§ Given instruction: The records should be written out in full, with nothing altered.

═══ Records provided ═══

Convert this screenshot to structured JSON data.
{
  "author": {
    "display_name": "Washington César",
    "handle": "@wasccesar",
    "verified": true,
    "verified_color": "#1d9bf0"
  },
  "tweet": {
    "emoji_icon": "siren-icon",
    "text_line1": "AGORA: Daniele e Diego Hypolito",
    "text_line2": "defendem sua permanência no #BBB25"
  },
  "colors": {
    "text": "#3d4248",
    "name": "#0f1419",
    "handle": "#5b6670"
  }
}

═══

§ The result:
Convert this screenshot to structured JSON data.
{
  "author": {
    "display_name": "Washington César",
    "handle": "@wasccesar",
    "verified": true,
    "verified_color": "#1d9bf0"
  },
  "tweet": {
    "emoji_icon": "siren-icon",
    "text_line1": "AGORA: Daniele e Diego Hypolito",
    "text_line2": "defendem sua permanência no #BBB25"
  },
  "colors": {
    "text": "#3d4248",
    "name": "#0f1419",
    "handle": "#5b6670"
  }
}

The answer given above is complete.